Exercise> Copy the notebook code from "submission['Probability'] = y_submission[:,1]" to "(model_name, timestamp), index=False)", and swap every "Probability" for "Score".

Text block>
....
In [32]:
import time
import pandas as pd
import numpy as np
import matplotlib.pyplot as plt
import seaborn as sns

from sklearn.cross_validation import train_test_split
from sklearn.metrics import roc_auc_score
from sklearn.externals import joblib

from sklearn.ensemble import RandomForestClassifier
from sklearn.ensemble import GradientBoostingClassifier
from sklearn.ensemble import VotingClassifier

In [38]:
timestamp = time.strftime("%Y-%m-%d-%H-%M-%S")
model_name = 'rfc'

In [39]:
training_features = pd.read_csv('data/training_features.csv')
test_features = pd.read_csv('data/test_features.csv')

In [40]:
X_full = training_features.ix[:,2:]
y_full = training_features.SeriousDlqin2yrs

X_train_full, X_test_full, y_train_full, y_test_full = train_test_split(X_full, y_full, test_size=0.2, stratify=y_full, random_state=42)

In [41]:
'''rfc = joblib.load('models/rfc-2017-01-07-20-54-40.pkl')'''

rfc = RandomForestClassifier(n_estimators=100, class_weight='balanced', verbose=True, random_state=42)
rfc.fit(X_train_full, y_train_full)
y_pred_proba = rfc.predict_proba(X_test_full)
roc_auc_score(y_test_full, y_pred_proba[:,1])

[Parallel(n_jobs=1)]: Done  49 tasks       | elapsed:   16.9s
[Parallel(n_jobs=1)]: Done 100 out of 100 | elapsed:   34.8s finished
[Parallel(n_jobs=1)]: Done  49 tasks       | elapsed:    0.4s
[Parallel(n_jobs=1)]: Done 100 out of 100 | elapsed:    0.8s finished


0.84013661149857977

In [44]:
flename = 'models/%s-%s.pkl' % (model_name, timestamp)

joblib.dump(rfc, flename)

log = '%s,%s\n' % (flename, rfc)

fle = open('model_log.csv', 'a')
fle.write(log)
fle.flush()
fle.close()

print flename

models/rfc-2017-01-07-21-17-53.pkl


In [48]:
X_submission = test_features.ix[:,2:]
y_submission = rfc.predict_proba(X_submission.astype(np.float32))

[Parallel(n_jobs=1)]: Done  49 tasks       | elapsed:    1.7s
[Parallel(n_jobs=1)]: Done 100 out of 100 | elapsed:    3.6s finished


In [46]:
submission = pd.DataFrame()
submission['Id'] = test_features.ID.astype(np.int)
submission['Probability'] = y_submission[:,1]
submission.head()

Unnamed: 0,Id,Probability
0,1,0.01
1,2,0.08
2,3,0.04
3,4,0.05
4,5,0.13


In [47]:
submission.to_csv('submissions/submission-%s-%s.csv' % (model_name, timestamp), index=False)
....
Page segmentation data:
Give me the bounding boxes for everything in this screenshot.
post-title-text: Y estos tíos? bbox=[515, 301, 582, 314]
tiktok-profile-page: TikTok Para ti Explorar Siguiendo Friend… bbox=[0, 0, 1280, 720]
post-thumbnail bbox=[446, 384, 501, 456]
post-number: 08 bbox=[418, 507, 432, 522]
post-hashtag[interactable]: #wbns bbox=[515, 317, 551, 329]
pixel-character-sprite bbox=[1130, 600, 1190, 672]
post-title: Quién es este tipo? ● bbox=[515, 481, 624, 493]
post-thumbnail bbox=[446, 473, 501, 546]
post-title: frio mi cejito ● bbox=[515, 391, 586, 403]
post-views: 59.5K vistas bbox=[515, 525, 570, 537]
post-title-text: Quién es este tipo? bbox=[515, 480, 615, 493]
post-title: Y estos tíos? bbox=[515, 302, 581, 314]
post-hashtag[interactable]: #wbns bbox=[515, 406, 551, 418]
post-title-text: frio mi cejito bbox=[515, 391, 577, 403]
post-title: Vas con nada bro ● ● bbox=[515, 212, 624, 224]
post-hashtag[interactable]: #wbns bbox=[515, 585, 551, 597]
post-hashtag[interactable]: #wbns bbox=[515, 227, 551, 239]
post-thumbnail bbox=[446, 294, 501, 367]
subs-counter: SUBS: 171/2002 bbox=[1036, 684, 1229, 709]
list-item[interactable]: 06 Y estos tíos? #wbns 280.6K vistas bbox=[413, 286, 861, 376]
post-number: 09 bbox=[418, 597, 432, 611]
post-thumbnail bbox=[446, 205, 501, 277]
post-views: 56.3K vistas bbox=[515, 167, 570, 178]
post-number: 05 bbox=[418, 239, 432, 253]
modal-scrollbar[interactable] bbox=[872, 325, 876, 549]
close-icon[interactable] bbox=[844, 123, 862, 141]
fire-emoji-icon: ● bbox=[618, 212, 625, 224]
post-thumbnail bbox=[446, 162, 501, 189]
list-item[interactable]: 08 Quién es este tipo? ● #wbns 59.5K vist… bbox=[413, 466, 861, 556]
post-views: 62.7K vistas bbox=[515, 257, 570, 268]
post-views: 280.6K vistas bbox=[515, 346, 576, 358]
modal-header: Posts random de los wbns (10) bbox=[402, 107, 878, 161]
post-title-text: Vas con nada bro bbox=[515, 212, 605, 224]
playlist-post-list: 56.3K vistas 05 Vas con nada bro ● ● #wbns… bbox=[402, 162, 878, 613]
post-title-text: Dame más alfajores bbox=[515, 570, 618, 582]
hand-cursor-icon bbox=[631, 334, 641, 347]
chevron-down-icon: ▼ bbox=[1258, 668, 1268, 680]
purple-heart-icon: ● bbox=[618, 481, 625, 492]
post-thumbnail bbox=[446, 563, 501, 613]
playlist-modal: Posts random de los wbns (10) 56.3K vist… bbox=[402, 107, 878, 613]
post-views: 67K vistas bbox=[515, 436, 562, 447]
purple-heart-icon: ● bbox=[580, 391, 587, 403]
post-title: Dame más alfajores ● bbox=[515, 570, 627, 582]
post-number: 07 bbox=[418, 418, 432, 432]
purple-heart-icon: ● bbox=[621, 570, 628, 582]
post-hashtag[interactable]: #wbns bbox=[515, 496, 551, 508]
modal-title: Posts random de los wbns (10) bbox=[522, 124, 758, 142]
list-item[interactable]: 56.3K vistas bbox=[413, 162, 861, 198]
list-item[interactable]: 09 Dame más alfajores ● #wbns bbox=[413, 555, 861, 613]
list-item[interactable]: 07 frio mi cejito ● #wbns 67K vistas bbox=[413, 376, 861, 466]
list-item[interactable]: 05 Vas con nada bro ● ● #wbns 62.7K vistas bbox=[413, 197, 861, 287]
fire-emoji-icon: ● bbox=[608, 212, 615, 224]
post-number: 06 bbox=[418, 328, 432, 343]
....
Task answer>
submission['Score'] = y_submission[:,1]
submission.head()

Unnamed: 0,Id,Score
0,1,0.01
1,2,0.08
2,3,0.04
3,4,0.05
4,5,0.13


In [47]:
submission.to_csv('submissions/submission-%s-%s.csv' % (model_name, timestamp), index=False)